**Material supplied**
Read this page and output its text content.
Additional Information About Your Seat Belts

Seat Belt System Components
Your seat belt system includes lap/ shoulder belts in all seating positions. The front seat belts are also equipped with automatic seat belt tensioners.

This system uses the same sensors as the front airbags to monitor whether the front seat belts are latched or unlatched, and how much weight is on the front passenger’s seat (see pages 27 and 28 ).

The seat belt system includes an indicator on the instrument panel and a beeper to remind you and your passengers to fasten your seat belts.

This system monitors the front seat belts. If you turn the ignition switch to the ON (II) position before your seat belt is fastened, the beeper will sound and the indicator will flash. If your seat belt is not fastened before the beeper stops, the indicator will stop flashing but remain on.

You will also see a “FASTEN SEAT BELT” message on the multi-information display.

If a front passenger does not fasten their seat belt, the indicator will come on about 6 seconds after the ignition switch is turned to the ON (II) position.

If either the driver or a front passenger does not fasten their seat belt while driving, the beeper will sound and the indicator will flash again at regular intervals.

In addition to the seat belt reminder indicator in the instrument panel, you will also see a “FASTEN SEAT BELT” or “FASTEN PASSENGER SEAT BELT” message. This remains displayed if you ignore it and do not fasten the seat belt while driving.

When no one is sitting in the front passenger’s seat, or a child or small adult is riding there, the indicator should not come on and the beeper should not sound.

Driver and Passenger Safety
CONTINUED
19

**Task to carry out**
Make an exact copy of every entry.

**Output for this exercise**
Read this page and output its text content.
Additional Information About Your Seat Belts

Seat Belt System Components
Your seat belt system includes lap/ shoulder belts in all seating positions. The front seat belts are also equipped with automatic seat belt tensioners.

This system uses the same sensors as the front airbags to monitor whether the front seat belts are latched or unlatched, and how much weight is on the front passenger’s seat (see pages 27 and 28 ).

The seat belt system includes an indicator on the instrument panel and a beeper to remind you and your passengers to fasten your seat belts.

This system monitors the front seat belts. If you turn the ignition switch to the ON (II) position before your seat belt is fastened, the beeper will sound and the indicator will flash. If your seat belt is not fastened before the beeper stops, the indicator will stop flashing but remain on.

You will also see a “FASTEN SEAT BELT” message on the multi-information display.

If a front passenger does not fasten their seat belt, the indicator will come on about 6 seconds after the ignition switch is turned to the ON (II) position.

If either the driver or a front passenger does not fasten their seat belt while driving, the beeper will sound and the indicator will flash again at regular intervals.

In addition to the seat belt reminder indicator in the instrument panel, you will also see a “FASTEN SEAT BELT” or “FASTEN PASSENGER SEAT BELT” message. This remains displayed if you ignore it and do not fasten the seat belt while driving.

When no one is sitting in the front passenger’s seat, or a child or small adult is riding there, the indicator should not come on and the beeper should not sound.

Driver and Passenger Safety
CONTINUED
19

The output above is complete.